#### THINGS TO DO
1. Quote the fan-blade passage word for word, starting with the words "Understand Tangential Acceleration" and ending after "of the object.".
2. Print the records character for character, from their first line through the line that contains "nav-activities[interactable]: กิจกรรม ⌄", including that line.

#### GIVEN PASSAGE
════════

Does the tip of a rotating fan blade have a tangential acceleration when the blade is rotating (a) at a constant angular velocity and (b) at a constant angular acceleration? Provide reasons for your answers. Problem A fan blade is rotating with a constant angular acceleration of \(+12.0 \mathrm{rad} / \mathrm{s}^{2}\). At what point on the blade, measured from the axis of rotation, does the magnitude of the tangential acceleration equal that of the acceleration due to gravity?

Short Answer

Expert verified
0.817 m from the axis of rotation; no tangential acceleration at constant angular velocity.

Step by step solution

01

Understand Tangential Acceleration

Tangential acceleration refers to the rate of change of the tangential velocity of a point on a rotating object. It occurs when there is a change in the angular velocity of the object.
02

Analyzing Case (a) - Constant Angular Velocity

When a rotating fan blade has a constant angular velocity, it means that the angular velocity is not changing with time. Therefore, the tangential acceleration, which depends on the change in angular velocity, is zero.

════════

#### SUPPLIED MATERIAL
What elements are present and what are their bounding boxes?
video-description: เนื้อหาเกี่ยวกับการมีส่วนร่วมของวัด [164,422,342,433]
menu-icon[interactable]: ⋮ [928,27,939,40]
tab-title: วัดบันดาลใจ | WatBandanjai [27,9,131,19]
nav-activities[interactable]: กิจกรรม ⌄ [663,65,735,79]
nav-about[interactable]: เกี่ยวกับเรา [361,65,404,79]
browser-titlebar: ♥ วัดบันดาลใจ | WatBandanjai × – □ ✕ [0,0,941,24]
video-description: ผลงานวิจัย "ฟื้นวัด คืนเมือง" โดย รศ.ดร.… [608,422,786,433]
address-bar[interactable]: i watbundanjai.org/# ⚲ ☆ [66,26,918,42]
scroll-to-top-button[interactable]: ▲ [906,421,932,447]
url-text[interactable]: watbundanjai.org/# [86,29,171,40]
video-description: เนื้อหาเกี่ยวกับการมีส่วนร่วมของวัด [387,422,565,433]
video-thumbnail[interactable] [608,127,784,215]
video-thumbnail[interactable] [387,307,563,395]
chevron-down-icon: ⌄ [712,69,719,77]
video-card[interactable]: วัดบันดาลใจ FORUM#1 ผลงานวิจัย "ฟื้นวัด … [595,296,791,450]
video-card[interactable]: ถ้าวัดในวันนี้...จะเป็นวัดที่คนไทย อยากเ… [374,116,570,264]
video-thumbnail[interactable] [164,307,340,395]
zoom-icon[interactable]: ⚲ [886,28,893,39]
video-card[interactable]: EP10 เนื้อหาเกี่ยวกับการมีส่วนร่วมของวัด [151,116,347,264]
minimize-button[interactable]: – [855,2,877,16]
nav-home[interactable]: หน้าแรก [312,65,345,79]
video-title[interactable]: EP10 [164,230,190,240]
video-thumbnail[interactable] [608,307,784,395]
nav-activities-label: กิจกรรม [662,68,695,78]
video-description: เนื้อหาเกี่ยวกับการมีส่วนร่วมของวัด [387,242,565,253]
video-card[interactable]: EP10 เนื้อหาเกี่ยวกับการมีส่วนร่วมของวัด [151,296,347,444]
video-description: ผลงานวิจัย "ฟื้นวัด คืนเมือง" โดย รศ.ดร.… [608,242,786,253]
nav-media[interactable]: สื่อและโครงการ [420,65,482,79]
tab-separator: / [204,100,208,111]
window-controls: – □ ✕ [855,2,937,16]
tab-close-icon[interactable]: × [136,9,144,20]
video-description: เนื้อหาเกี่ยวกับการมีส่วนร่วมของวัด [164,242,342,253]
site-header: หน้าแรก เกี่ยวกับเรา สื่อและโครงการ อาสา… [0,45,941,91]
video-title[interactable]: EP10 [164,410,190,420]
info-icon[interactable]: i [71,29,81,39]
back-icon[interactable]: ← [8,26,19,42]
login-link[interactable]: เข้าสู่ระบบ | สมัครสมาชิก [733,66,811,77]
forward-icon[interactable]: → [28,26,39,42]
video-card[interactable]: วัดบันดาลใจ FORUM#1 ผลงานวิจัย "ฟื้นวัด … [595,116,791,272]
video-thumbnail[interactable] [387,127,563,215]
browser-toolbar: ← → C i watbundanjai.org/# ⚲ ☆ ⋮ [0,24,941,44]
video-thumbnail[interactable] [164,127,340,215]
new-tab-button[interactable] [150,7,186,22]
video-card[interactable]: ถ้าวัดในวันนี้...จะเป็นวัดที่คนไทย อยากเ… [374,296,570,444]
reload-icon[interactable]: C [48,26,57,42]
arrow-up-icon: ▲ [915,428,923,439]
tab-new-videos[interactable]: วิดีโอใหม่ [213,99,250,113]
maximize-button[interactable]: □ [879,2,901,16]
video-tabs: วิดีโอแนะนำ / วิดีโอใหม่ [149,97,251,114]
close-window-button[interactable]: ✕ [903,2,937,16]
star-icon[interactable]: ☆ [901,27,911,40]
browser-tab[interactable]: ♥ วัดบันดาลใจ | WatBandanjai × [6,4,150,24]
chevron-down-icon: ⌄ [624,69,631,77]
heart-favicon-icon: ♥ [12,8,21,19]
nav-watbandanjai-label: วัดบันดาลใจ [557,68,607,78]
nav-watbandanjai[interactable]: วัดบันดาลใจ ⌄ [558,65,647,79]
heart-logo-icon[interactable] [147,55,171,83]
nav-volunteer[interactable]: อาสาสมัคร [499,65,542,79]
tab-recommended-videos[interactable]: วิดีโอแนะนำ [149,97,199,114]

════════

#### EXERCISE SOLUTIONS
1.
Understand Tangential Acceleration

Tangential acceleration refers to the rate of change of the tangential velocity of a point on a rotating object. It occurs when there is a change in the angular velocity of the object.

2.
What elements are present and what are their bounding boxes?
video-description: เนื้อหาเกี่ยวกับการมีส่วนร่วมของวัด [164,422,342,433]
menu-icon[interactable]: ⋮ [928,27,939,40]
tab-title: วัดบันดาลใจ | WatBandanjai [27,9,131,19]
nav-activities[interactable]: กิจกรรม ⌄ [663,65,735,79]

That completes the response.